- WHAT IS REQUIRED -
Go through the records underneath and write each one out again exactly.
---
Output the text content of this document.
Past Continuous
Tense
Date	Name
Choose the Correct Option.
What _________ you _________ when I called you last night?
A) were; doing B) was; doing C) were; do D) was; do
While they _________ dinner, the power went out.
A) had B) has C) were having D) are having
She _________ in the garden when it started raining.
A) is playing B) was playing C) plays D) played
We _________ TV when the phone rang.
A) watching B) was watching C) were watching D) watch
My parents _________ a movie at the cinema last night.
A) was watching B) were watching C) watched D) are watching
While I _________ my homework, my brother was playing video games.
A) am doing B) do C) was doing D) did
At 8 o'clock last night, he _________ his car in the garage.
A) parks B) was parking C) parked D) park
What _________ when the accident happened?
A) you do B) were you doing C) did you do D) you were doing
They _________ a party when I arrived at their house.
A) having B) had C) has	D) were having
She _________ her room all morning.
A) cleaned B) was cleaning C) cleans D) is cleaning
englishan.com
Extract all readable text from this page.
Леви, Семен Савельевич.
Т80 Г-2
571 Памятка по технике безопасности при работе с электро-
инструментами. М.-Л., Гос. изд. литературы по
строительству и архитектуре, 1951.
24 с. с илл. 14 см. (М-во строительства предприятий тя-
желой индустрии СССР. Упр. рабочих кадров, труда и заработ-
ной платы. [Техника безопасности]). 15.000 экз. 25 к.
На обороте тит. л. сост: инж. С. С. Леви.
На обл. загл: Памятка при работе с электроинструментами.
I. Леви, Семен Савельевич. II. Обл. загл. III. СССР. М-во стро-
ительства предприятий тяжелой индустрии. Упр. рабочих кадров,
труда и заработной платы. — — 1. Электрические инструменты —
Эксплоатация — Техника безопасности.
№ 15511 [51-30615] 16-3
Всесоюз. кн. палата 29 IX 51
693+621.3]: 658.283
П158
---
- THE RESULT -
Output the text content of this document.
Past Continuous
Tense
Date	Name
Choose the Correct Option.
What _________ you _________ when I called you last night?
A) were; doing B) was; doing C) were; do D) was; do
While they _________ dinner, the power went out.
A) had B) has C) were having D) are having
She _________ in the garden when it started raining.
A) is playing B) was playing C) plays D) played
We _________ TV when the phone rang.
A) watching B) was watching C) were watching D) watch
My parents _________ a movie at the cinema last night.
A) was watching B) were watching C) watched D) are watching
While I _________ my homework, my brother was playing video games.
A) am doing B) do C) was doing D) did
At 8 o'clock last night, he _________ his car in the garage.
A) parks B) was parking C) parked D) park
What _________ when the accident happened?
A) you do B) were you doing C) did you do D) you were doing
They _________ a party when I arrived at their house.
A) having B) had C) has	D) were having
She _________ her room all morning.
A) cleaned B) was cleaning C) cleans D) is cleaning
englishan.com
Extract all readable text from this page.
Леви, Семен Савельевич.
Т80 Г-2
571 Памятка по технике безопасности при работе с электро-
инструментами. М.-Л., Гос. изд. литературы по
строительству и архитектуре, 1951.
24 с. с илл. 14 см. (М-во строительства предприятий тя-
желой индустрии СССР. Упр. рабочих кадров, труда и заработ-
ной платы. [Техника безопасности]). 15.000 экз. 25 к.
На обороте тит. л. сост: инж. С. С. Леви.
На обл. загл: Памятка при работе с электроинструментами.
I. Леви, Семен Савельевич. II. Обл. загл. III. СССР. М-во стро-
ительства предприятий тяжелой индустрии. Упр. рабочих кадров,
труда и заработной платы. — — 1. Электрические инструменты —
Эксплоатация — Техника безопасности.
№ 15511 [51-30615] 16-3
Всесоюз. кн. палата 29 IX 51
693+621.3]: 658.283
П158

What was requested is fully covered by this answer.